**Dataset items**
- - -
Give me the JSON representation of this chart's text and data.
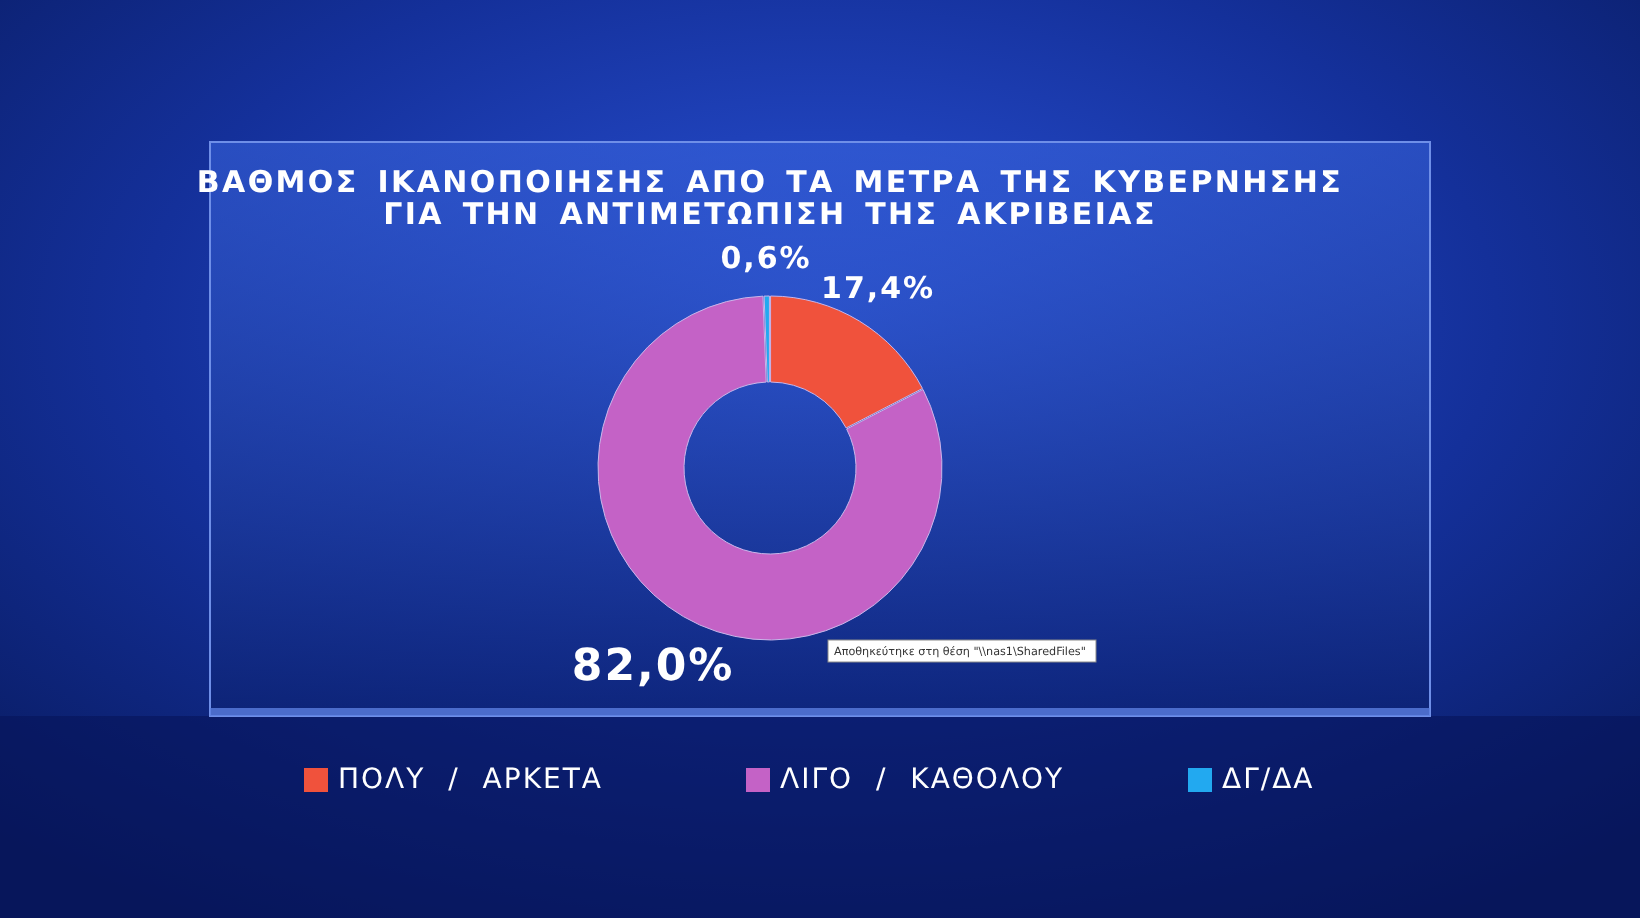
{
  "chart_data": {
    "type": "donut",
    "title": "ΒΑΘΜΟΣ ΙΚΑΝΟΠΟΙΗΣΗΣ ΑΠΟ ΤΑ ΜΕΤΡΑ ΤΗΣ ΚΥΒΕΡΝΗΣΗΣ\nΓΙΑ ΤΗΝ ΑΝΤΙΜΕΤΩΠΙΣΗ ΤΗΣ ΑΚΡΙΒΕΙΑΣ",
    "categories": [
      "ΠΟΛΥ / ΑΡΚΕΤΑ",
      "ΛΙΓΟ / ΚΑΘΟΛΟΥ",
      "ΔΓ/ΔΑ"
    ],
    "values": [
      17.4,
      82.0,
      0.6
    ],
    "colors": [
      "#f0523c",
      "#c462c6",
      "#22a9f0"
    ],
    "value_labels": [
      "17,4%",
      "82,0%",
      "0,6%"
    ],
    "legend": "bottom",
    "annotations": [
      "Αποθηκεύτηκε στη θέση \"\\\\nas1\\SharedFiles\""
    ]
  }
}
- - -
**Work required**
Write out the data precisely as given, excluding the pictures.

**Correct response**
Give me the JSON representation of this chart's text and data.
{
  "chart_data": {
    "type": "donut",
    "title": "ΒΑΘΜΟΣ ΙΚΑΝΟΠΟΙΗΣΗΣ ΑΠΟ ΤΑ ΜΕΤΡΑ ΤΗΣ ΚΥΒΕΡΝΗΣΗΣ\nΓΙΑ ΤΗΝ ΑΝΤΙΜΕΤΩΠΙΣΗ ΤΗΣ ΑΚΡΙΒΕΙΑΣ",
    "categories": [
      "ΠΟΛΥ / ΑΡΚΕΤΑ",
      "ΛΙΓΟ / ΚΑΘΟΛΟΥ",
      "ΔΓ/ΔΑ"
    ],
    "values": [
      17.4,
      82.0,
      0.6
    ],
    "colors": [
      "#f0523c",
      "#c462c6",
      "#22a9f0"
    ],
    "value_labels": [
      "17,4%",
      "82,0%",
      "0,6%"
    ],
    "legend": "bottom",
    "annotations": [
      "Αποθηκεύτηκε στη θέση \"\\\\nas1\\SharedFiles\""
    ]
  }
}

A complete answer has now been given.